# Listed entries
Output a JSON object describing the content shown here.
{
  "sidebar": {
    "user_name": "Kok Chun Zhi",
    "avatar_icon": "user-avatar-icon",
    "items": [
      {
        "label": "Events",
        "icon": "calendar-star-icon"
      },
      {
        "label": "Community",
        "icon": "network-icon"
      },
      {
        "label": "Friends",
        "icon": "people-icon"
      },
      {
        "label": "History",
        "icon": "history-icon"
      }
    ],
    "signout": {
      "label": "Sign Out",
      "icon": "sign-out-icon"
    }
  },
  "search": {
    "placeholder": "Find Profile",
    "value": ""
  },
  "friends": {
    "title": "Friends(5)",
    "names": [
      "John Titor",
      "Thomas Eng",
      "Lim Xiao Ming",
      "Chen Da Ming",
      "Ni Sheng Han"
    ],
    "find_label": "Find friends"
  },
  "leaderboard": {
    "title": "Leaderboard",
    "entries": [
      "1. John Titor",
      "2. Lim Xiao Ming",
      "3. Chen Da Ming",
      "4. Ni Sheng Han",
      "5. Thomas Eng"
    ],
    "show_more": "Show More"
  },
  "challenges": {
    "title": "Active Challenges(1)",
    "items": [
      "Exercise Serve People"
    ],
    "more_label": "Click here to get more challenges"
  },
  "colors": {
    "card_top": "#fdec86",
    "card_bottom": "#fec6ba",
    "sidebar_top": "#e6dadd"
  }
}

--

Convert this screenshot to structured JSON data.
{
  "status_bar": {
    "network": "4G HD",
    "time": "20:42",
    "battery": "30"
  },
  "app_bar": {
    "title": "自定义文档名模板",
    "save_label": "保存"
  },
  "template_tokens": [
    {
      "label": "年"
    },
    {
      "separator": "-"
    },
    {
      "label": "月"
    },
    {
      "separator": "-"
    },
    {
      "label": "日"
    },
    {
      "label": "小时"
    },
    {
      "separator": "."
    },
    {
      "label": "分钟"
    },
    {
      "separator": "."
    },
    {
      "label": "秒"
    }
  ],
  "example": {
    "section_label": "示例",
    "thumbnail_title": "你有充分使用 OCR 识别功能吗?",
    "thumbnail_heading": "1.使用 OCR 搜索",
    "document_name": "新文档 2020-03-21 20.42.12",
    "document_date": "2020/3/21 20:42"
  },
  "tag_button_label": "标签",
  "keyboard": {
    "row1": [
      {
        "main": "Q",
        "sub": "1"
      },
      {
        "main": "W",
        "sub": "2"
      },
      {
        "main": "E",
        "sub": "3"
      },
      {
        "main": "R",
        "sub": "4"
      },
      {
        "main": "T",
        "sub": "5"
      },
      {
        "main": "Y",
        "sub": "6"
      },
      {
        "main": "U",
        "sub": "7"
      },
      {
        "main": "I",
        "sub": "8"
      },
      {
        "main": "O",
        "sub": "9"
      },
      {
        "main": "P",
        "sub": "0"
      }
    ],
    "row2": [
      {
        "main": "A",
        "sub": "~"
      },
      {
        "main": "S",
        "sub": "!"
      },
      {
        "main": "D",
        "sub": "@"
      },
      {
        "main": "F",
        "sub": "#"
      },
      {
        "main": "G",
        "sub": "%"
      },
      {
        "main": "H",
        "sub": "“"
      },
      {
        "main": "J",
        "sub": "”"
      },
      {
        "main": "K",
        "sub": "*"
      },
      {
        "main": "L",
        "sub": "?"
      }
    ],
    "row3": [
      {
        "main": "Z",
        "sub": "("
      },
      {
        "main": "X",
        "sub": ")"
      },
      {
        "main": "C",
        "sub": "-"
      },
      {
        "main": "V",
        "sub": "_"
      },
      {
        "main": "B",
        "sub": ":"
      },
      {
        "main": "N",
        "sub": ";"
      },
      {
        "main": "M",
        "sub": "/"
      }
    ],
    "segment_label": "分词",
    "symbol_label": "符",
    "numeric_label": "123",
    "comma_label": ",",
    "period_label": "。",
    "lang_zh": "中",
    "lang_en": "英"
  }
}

---

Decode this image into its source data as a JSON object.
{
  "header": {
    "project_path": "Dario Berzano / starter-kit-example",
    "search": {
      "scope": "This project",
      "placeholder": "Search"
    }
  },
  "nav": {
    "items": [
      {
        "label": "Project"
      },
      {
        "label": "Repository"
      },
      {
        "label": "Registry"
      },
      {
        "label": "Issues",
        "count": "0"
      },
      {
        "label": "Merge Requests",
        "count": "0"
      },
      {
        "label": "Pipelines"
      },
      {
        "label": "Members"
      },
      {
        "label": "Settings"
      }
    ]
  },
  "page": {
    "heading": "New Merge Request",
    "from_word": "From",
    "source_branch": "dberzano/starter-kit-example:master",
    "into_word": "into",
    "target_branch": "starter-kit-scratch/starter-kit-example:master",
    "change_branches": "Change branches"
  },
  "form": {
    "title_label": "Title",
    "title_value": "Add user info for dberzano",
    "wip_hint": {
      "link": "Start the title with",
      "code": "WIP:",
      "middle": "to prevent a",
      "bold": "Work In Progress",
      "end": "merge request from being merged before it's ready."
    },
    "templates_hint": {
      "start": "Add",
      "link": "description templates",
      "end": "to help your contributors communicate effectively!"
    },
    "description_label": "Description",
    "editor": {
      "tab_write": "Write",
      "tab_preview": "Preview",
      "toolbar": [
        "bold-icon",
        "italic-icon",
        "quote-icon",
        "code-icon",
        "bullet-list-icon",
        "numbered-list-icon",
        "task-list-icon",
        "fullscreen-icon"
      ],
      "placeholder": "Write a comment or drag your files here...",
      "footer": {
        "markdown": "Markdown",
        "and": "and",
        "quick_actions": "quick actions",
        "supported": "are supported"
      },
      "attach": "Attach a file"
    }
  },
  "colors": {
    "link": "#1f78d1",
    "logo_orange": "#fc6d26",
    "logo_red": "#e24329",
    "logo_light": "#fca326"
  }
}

# Exercise objective
Go through the listing above and pull out each line containing the word "placeholder".

# Written solution
    "placeholder": "Find Profile",
      "placeholder": "Search"
      "placeholder": "Write a comment or drag your files here...",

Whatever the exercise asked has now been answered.